> WHAT NEEDS TO BE DONE
Keep every word of the listing and drop the images when you write it out.

> DATA RECORDS
BEGIN

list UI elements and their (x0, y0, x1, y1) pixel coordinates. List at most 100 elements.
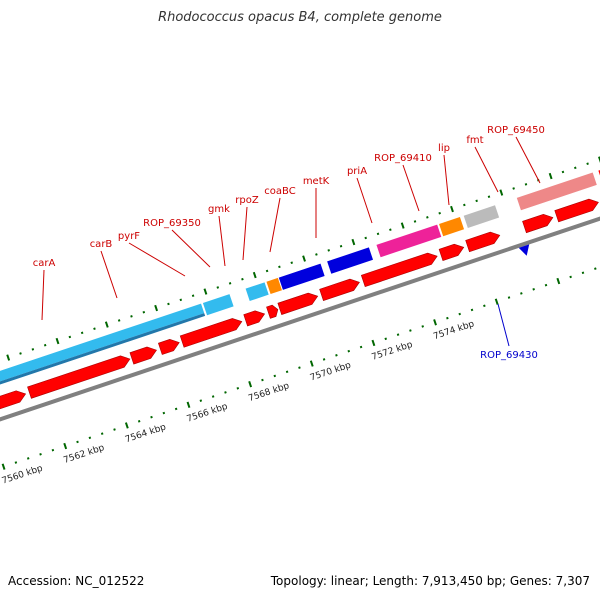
tick-mark (179, 298, 183, 302)
gene-bar-carA-carB (0, 303, 205, 383)
gene-label-ROP_69430[interactable]: ROP_69430 (480, 350, 538, 361)
scale-tick (409, 329, 412, 332)
scale-tick (174, 407, 178, 411)
gene-bar-coaBC (278, 263, 325, 290)
scale-label: 7562 kbp (62, 443, 106, 466)
tick-row-scale (1, 267, 597, 470)
scale-tick (63, 442, 68, 450)
tick-mark (438, 211, 441, 215)
cds-arrow (129, 346, 157, 365)
scale-tick (470, 308, 474, 312)
scale-tick (371, 339, 376, 347)
tick-mark (524, 183, 528, 186)
scale-tick (51, 448, 55, 452)
cds-arrow (465, 231, 501, 253)
tick-mark (450, 205, 454, 213)
scale-tick (507, 296, 511, 299)
tick-mark (31, 348, 35, 351)
gene-bar-metK (327, 247, 374, 274)
tick-mark (389, 228, 392, 231)
cds-arrow (0, 390, 27, 413)
scale-label: 7566 kbp (186, 402, 230, 425)
tick-mark (574, 166, 577, 170)
tick-mark (203, 288, 208, 295)
cds-arrow (27, 355, 131, 399)
gene-label-fmt[interactable]: fmt (466, 135, 483, 146)
tick-mark (216, 286, 220, 289)
cds-arrow (266, 304, 279, 319)
scale-tick (88, 436, 92, 440)
gene-label-rpoZ[interactable]: rpoZ (235, 195, 259, 206)
tick-mark (400, 222, 405, 229)
genes-value: 7,307 (555, 574, 590, 588)
scale-tick (458, 312, 461, 316)
tick-mark (290, 261, 294, 264)
scale-tick (261, 378, 264, 382)
tick-mark (104, 321, 109, 328)
gene-bar-priA (376, 224, 442, 258)
gene-label-ROP_69450[interactable]: ROP_69450 (487, 125, 545, 136)
gene-label-carA[interactable]: carA (33, 258, 56, 269)
gene-bar-fmt-ROP_69450 (516, 172, 597, 211)
topology-label: Topology: (270, 574, 327, 588)
scale-label: 7564 kbp (124, 422, 168, 445)
accession-value: NC_012522 (75, 574, 145, 588)
tick-mark (43, 343, 47, 347)
scale-tick (335, 354, 338, 357)
gene-label-carB[interactable]: carB (90, 239, 113, 250)
tick-mark (154, 304, 159, 312)
cds-arrow (319, 278, 360, 301)
scale-tick (347, 349, 351, 353)
tick-mark (376, 232, 380, 236)
callout-line-coaBC (269, 197, 281, 253)
tick-mark (413, 220, 417, 223)
scale-tick (532, 288, 535, 291)
cds-arrow (243, 310, 266, 327)
callout-line-ROP_69430 (497, 303, 510, 347)
scale-tick (569, 275, 572, 279)
genome-backbone (0, 181, 600, 453)
accession-info: Accession: NC_012522 (8, 574, 144, 588)
cds-arrow (157, 339, 180, 355)
scale-tick (26, 457, 30, 460)
tick-mark (265, 269, 269, 273)
cds-arrow (522, 214, 554, 234)
callout-line-ROP_69350 (171, 229, 211, 268)
scale-tick (113, 428, 116, 431)
scale-tick (273, 374, 277, 378)
gene-label-coaBC[interactable]: coaBC (264, 186, 295, 197)
gene-label-lip[interactable]: lip (438, 143, 450, 154)
scale-tick (556, 277, 561, 285)
gene-bar-carA-carB-shadow (0, 313, 206, 386)
cds-arrow (360, 252, 438, 288)
gene-bar-ROP_69410 (439, 216, 465, 237)
length-value: 7,913,450 bp (421, 574, 502, 588)
tick-mark (68, 335, 72, 339)
tick-mark (93, 327, 96, 330)
gene-label-ROP_69350[interactable]: ROP_69350 (143, 218, 201, 229)
scale-tick (150, 415, 153, 419)
gene-label-priA[interactable]: priA (347, 166, 367, 177)
gene-label-ROP_69410[interactable]: ROP_69410 (374, 153, 432, 164)
scale-tick (594, 267, 597, 270)
cds-track (0, 198, 599, 413)
tick-mark (117, 319, 121, 322)
callout-line-carB (100, 250, 118, 299)
scale-tick (396, 333, 400, 336)
gene-label-gmk[interactable]: gmk (208, 204, 230, 215)
gene-bar-pyrF (202, 294, 234, 316)
scale-tick (137, 420, 141, 423)
gene-label-pyrF[interactable]: pyrF (118, 231, 140, 242)
tick-mark (167, 302, 170, 306)
tick-mark (586, 162, 589, 165)
scale-tick (76, 440, 79, 444)
tick-mark (228, 282, 232, 285)
scale-tick (384, 337, 388, 341)
scale-tick (124, 422, 129, 429)
tick-mark (278, 265, 281, 269)
gene-label-metK[interactable]: metK (303, 176, 330, 187)
tick-mark (561, 170, 565, 174)
callout-line-pyrF (128, 242, 186, 277)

END

> RESULT
list UI elements and their (x0, y0, x1, y1) pixel coordinates. List at most 100 elements.
tick-mark (179, 298, 183, 302)
gene-bar-carA-carB (0, 303, 205, 383)
gene-label-ROP_69430[interactable]: ROP_69430 (480, 350, 538, 361)
scale-tick (409, 329, 412, 332)
scale-tick (174, 407, 178, 411)
gene-bar-coaBC (278, 263, 325, 290)
scale-label: 7562 kbp (62, 443, 106, 466)
tick-row-scale (1, 267, 597, 470)
scale-tick (63, 442, 68, 450)
tick-mark (438, 211, 441, 215)
cds-arrow (129, 346, 157, 365)
scale-tick (470, 308, 474, 312)
scale-tick (371, 339, 376, 347)
tick-mark (524, 183, 528, 186)
scale-tick (51, 448, 55, 452)
cds-arrow (465, 231, 501, 253)
tick-mark (450, 205, 454, 213)
scale-tick (507, 296, 511, 299)
tick-mark (31, 348, 35, 351)
gene-bar-metK (327, 247, 374, 274)
tick-mark (389, 228, 392, 231)
cds-arrow (0, 390, 27, 413)
scale-label: 7566 kbp (186, 402, 230, 425)
tick-mark (574, 166, 577, 170)
tick-mark (203, 288, 208, 295)
cds-arrow (27, 355, 131, 399)
gene-label-fmt[interactable]: fmt (466, 135, 483, 146)
tick-mark (216, 286, 220, 289)
cds-arrow (266, 304, 279, 319)
scale-tick (88, 436, 92, 440)
gene-label-rpoZ[interactable]: rpoZ (235, 195, 259, 206)
tick-mark (400, 222, 405, 229)
genes-value: 7,307 (555, 574, 590, 588)
scale-tick (458, 312, 461, 316)
tick-mark (290, 261, 294, 264)
scale-tick (261, 378, 264, 382)
tick-mark (104, 321, 109, 328)
gene-bar-priA (376, 224, 442, 258)
gene-label-ROP_69450[interactable]: ROP_69450 (487, 125, 545, 136)
gene-label-carA[interactable]: carA (33, 258, 56, 269)
gene-bar-fmt-ROP_69450 (516, 172, 597, 211)
topology-label: Topology: (270, 574, 327, 588)
scale-label: 7564 kbp (124, 422, 168, 445)
accession-value: NC_012522 (75, 574, 145, 588)
tick-mark (43, 343, 47, 347)
scale-tick (335, 354, 338, 357)
gene-label-carB[interactable]: carB (90, 239, 113, 250)
tick-mark (154, 304, 159, 312)
cds-arrow (319, 278, 360, 301)
scale-tick (347, 349, 351, 353)
tick-mark (376, 232, 380, 236)
callout-line-coaBC (269, 197, 281, 253)
tick-mark (413, 220, 417, 223)
scale-tick (532, 288, 535, 291)
cds-arrow (243, 310, 266, 327)
callout-line-ROP_69430 (497, 303, 510, 347)
scale-tick (569, 275, 572, 279)
genome-backbone (0, 181, 600, 453)
accession-info: Accession: NC_012522 (8, 574, 144, 588)
cds-arrow (157, 339, 180, 355)
scale-tick (26, 457, 30, 460)
tick-mark (265, 269, 269, 273)
cds-arrow (522, 214, 554, 234)
callout-line-ROP_69350 (171, 229, 211, 268)
scale-tick (113, 428, 116, 431)
scale-tick (273, 374, 277, 378)
gene-label-coaBC[interactable]: coaBC (264, 186, 295, 197)
gene-label-lip[interactable]: lip (438, 143, 450, 154)
scale-tick (556, 277, 561, 285)
gene-bar-carA-carB-shadow (0, 313, 206, 386)
cds-arrow (360, 252, 438, 288)
gene-bar-ROP_69410 (439, 216, 465, 237)
length-value: 7,913,450 bp (421, 574, 502, 588)
tick-mark (68, 335, 72, 339)
tick-mark (93, 327, 96, 330)
gene-label-ROP_69350[interactable]: ROP_69350 (143, 218, 201, 229)
scale-tick (150, 415, 153, 419)
gene-label-priA[interactable]: priA (347, 166, 367, 177)
gene-label-ROP_69410[interactable]: ROP_69410 (374, 153, 432, 164)
scale-tick (594, 267, 597, 270)
cds-track (0, 198, 599, 413)
tick-mark (117, 319, 121, 322)
callout-line-carB (100, 250, 118, 299)
scale-tick (396, 333, 400, 336)
gene-label-gmk[interactable]: gmk (208, 204, 230, 215)
gene-bar-pyrF (202, 294, 234, 316)
scale-tick (137, 420, 141, 423)
gene-label-pyrF[interactable]: pyrF (118, 231, 140, 242)
tick-mark (167, 302, 170, 306)
tick-mark (586, 162, 589, 165)
scale-tick (76, 440, 79, 444)
tick-mark (228, 282, 232, 285)
scale-tick (384, 337, 388, 341)
scale-tick (124, 422, 129, 429)
tick-mark (278, 265, 281, 269)
gene-label-metK[interactable]: metK (303, 176, 330, 187)
tick-mark (561, 170, 565, 174)
callout-line-pyrF (128, 242, 186, 277)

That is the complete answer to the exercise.